▸ Instructions for the task
Write out each line of the material again, word for word.

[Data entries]
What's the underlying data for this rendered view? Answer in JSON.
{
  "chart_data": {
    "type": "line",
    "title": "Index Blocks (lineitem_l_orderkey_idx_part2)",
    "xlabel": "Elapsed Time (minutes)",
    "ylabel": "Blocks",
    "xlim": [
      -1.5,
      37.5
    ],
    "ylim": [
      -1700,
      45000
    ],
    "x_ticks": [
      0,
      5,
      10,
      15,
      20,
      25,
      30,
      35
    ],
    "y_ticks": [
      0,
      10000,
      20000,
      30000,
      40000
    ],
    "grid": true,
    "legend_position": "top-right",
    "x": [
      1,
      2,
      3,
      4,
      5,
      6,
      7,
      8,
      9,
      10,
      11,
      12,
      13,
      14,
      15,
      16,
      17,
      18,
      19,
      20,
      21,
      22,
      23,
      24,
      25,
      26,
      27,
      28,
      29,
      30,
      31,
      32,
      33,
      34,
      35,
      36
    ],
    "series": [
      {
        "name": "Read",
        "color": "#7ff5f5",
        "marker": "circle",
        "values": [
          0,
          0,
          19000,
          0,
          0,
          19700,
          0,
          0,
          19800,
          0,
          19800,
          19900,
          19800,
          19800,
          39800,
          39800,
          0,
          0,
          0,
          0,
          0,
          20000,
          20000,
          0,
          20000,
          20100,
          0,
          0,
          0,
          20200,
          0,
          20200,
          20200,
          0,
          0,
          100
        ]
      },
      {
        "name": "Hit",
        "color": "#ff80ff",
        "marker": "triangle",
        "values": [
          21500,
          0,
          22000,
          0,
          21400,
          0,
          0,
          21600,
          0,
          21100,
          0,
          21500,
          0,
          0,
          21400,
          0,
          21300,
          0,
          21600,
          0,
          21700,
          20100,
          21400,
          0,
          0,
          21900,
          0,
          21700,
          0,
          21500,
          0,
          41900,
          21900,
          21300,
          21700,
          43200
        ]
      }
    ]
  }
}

▸ Output
What's the underlying data for this rendered view? Answer in JSON.
{
  "chart_data": {
    "type": "line",
    "title": "Index Blocks (lineitem_l_orderkey_idx_part2)",
    "xlabel": "Elapsed Time (minutes)",
    "ylabel": "Blocks",
    "xlim": [
      -1.5,
      37.5
    ],
    "ylim": [
      -1700,
      45000
    ],
    "x_ticks": [
      0,
      5,
      10,
      15,
      20,
      25,
      30,
      35
    ],
    "y_ticks": [
      0,
      10000,
      20000,
      30000,
      40000
    ],
    "grid": true,
    "legend_position": "top-right",
    "x": [
      1,
      2,
      3,
      4,
      5,
      6,
      7,
      8,
      9,
      10,
      11,
      12,
      13,
      14,
      15,
      16,
      17,
      18,
      19,
      20,
      21,
      22,
      23,
      24,
      25,
      26,
      27,
      28,
      29,
      30,
      31,
      32,
      33,
      34,
      35,
      36
    ],
    "series": [
      {
        "name": "Read",
        "color": "#7ff5f5",
        "marker": "circle",
        "values": [
          0,
          0,
          19000,
          0,
          0,
          19700,
          0,
          0,
          19800,
          0,
          19800,
          19900,
          19800,
          19800,
          39800,
          39800,
          0,
          0,
          0,
          0,
          0,
          20000,
          20000,
          0,
          20000,
          20100,
          0,
          0,
          0,
          20200,
          0,
          20200,
          20200,
          0,
          0,
          100
        ]
      },
      {
        "name": "Hit",
        "color": "#ff80ff",
        "marker": "triangle",
        "values": [
          21500,
          0,
          22000,
          0,
          21400,
          0,
          0,
          21600,
          0,
          21100,
          0,
          21500,
          0,
          0,
          21400,
          0,
          21300,
          0,
          21600,
          0,
          21700,
          20100,
          21400,
          0,
          0,
          21900,
          0,
          21700,
          0,
          21500,
          0,
          41900,
          21900,
          21300,
          21700,
          43200
        ]
      }
    ]
  }
}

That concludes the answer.